* _RECORD EXCERPTS_:
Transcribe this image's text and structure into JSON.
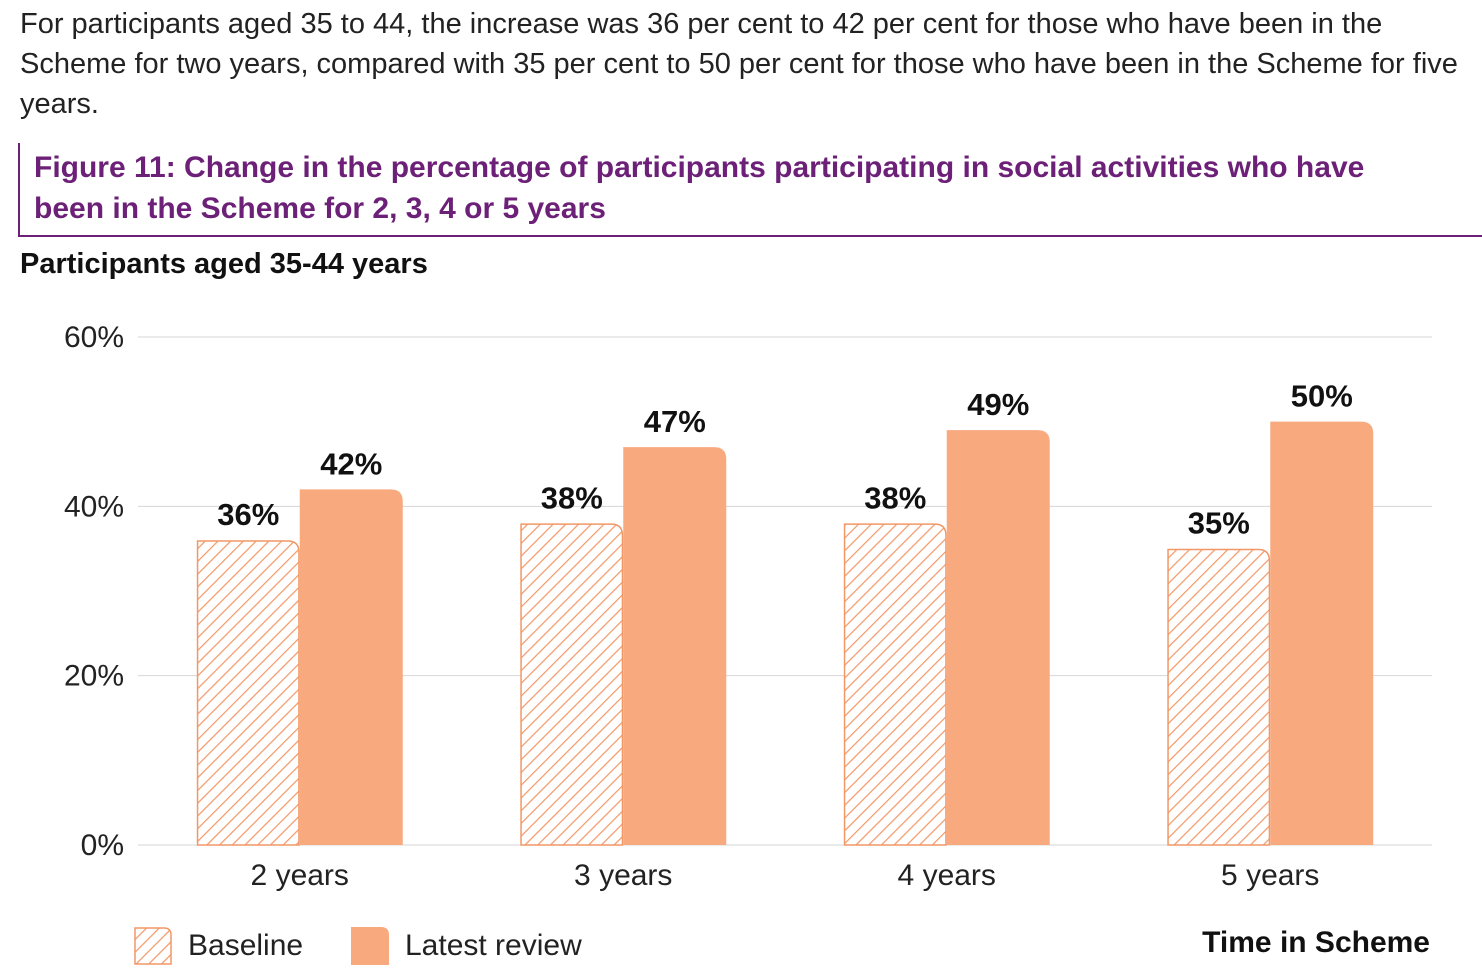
{
  "intro_text": "For participants aged 35 to 44, the increase was 36 per cent to 42 per cent for those who have been in the Scheme for two years, compared with 35 per cent to 50 per cent for those who have been in the Scheme for five years.",
  "figure_title": "Figure 11: Change in the percentage of participants participating in social activities who have been in the Scheme for 2, 3, 4 or 5 years",
  "colors": {
    "accent": "#6d2077",
    "bar": "#f8aa7e",
    "hatch": "#f29766"
  },
  "chart_data": {
    "type": "bar",
    "title": "Participants aged 35-44 years",
    "xlabel": "Time in Scheme",
    "ylabel": "",
    "categories": [
      "2 years",
      "3 years",
      "4 years",
      "5 years"
    ],
    "series": [
      {
        "name": "Baseline",
        "values": [
          36,
          38,
          38,
          35
        ],
        "labels": [
          "36%",
          "38%",
          "38%",
          "35%"
        ],
        "style": "hatched"
      },
      {
        "name": "Latest review",
        "values": [
          42,
          47,
          49,
          50
        ],
        "labels": [
          "42%",
          "47%",
          "49%",
          "50%"
        ],
        "style": "solid"
      }
    ],
    "ylim": [
      0,
      60
    ],
    "yticks": [
      0,
      20,
      40,
      60
    ],
    "ytick_labels": [
      "0%",
      "20%",
      "40%",
      "60%"
    ],
    "grid": true,
    "legend": "bottom-left"
  }
}
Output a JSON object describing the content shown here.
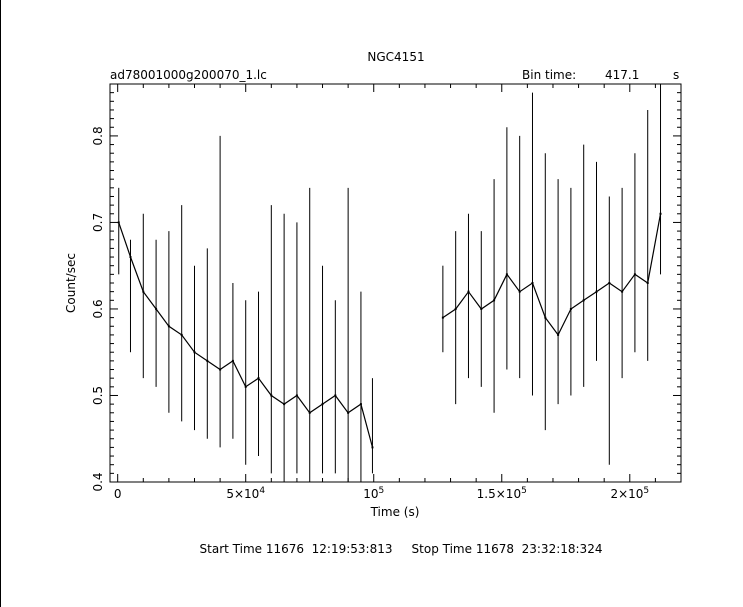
{
  "chart_data": {
    "type": "line",
    "title": "NGC4151",
    "subtitle_left": "ad78001000g200070_1.lc",
    "bin_time_label": "Bin time:",
    "bin_time_value": "417.1",
    "bin_time_unit": "s",
    "xlabel": "Time (s)",
    "ylabel": "Count/sec",
    "xlim": [
      -3000,
      220000
    ],
    "ylim": [
      0.4,
      0.86
    ],
    "x_ticks": [
      {
        "value": 0,
        "label": "0"
      },
      {
        "value": 50000,
        "label": "5×10",
        "exp": "4"
      },
      {
        "value": 100000,
        "label": "10",
        "exp": "5"
      },
      {
        "value": 150000,
        "label": "1.5×10",
        "exp": "5"
      },
      {
        "value": 200000,
        "label": "2×10",
        "exp": "5"
      }
    ],
    "y_ticks": [
      {
        "value": 0.4,
        "label": "0.4"
      },
      {
        "value": 0.5,
        "label": "0.5"
      },
      {
        "value": 0.6,
        "label": "0.6"
      },
      {
        "value": 0.7,
        "label": "0.7"
      },
      {
        "value": 0.8,
        "label": "0.8"
      }
    ],
    "grid": false,
    "footer": "Start Time 11676  12:19:53:813     Stop Time 11678  23:32:18:324",
    "series": [
      {
        "segments": [
          {
            "x": [
              417,
              5000,
              10000,
              15000,
              20000,
              25000,
              30000,
              35000,
              40000,
              45000,
              50000,
              55000,
              60000,
              65000,
              70000,
              75000,
              80000,
              85000,
              90000,
              95000,
              99500
            ],
            "y": [
              0.7,
              0.66,
              0.62,
              0.6,
              0.58,
              0.57,
              0.55,
              0.54,
              0.53,
              0.54,
              0.51,
              0.52,
              0.5,
              0.49,
              0.5,
              0.48,
              0.49,
              0.5,
              0.48,
              0.49,
              0.44
            ],
            "err_low": [
              0.64,
              0.55,
              0.52,
              0.51,
              0.48,
              0.47,
              0.46,
              0.45,
              0.44,
              0.45,
              0.42,
              0.43,
              0.41,
              0.4,
              0.41,
              0.4,
              0.41,
              0.41,
              0.4,
              0.4,
              0.41
            ],
            "err_high": [
              0.74,
              0.68,
              0.71,
              0.68,
              0.69,
              0.72,
              0.65,
              0.67,
              0.8,
              0.63,
              0.61,
              0.62,
              0.72,
              0.71,
              0.7,
              0.74,
              0.65,
              0.61,
              0.74,
              0.62,
              0.52
            ]
          },
          {
            "x": [
              127000,
              132000,
              137000,
              142000,
              147000,
              152000,
              157000,
              162000,
              167000,
              172000,
              177000,
              182000,
              187000,
              192000,
              197000,
              202000,
              207000,
              212000
            ],
            "y": [
              0.59,
              0.6,
              0.62,
              0.6,
              0.61,
              0.64,
              0.62,
              0.63,
              0.59,
              0.57,
              0.6,
              0.61,
              0.62,
              0.63,
              0.62,
              0.64,
              0.63,
              0.71
            ],
            "err_low": [
              0.55,
              0.49,
              0.52,
              0.51,
              0.48,
              0.53,
              0.52,
              0.5,
              0.46,
              0.49,
              0.5,
              0.51,
              0.54,
              0.42,
              0.52,
              0.55,
              0.54,
              0.64
            ],
            "err_high": [
              0.65,
              0.69,
              0.71,
              0.69,
              0.75,
              0.81,
              0.8,
              0.85,
              0.78,
              0.75,
              0.74,
              0.79,
              0.77,
              0.73,
              0.74,
              0.78,
              0.83,
              0.86
            ]
          }
        ]
      }
    ]
  }
}
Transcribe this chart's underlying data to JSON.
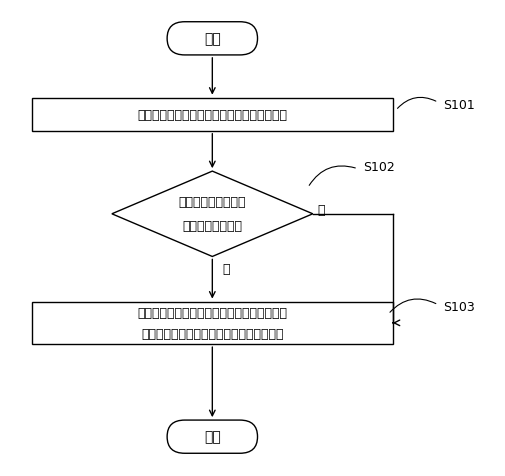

* _DESCRIPTION OF THE TASK_:
Where a line contains the string "aged", extract that line.

* _ANSWER TO THE TASK_:
  "intro_text": "For participants aged 35 to 44, the increase was 36 per cent to 42 per cent for those who have been in the Scheme for two years, compared with 35 per cent to 50 per cent for those who have been in the Scheme for five years.",
    "title": "Participants aged 35-44 years",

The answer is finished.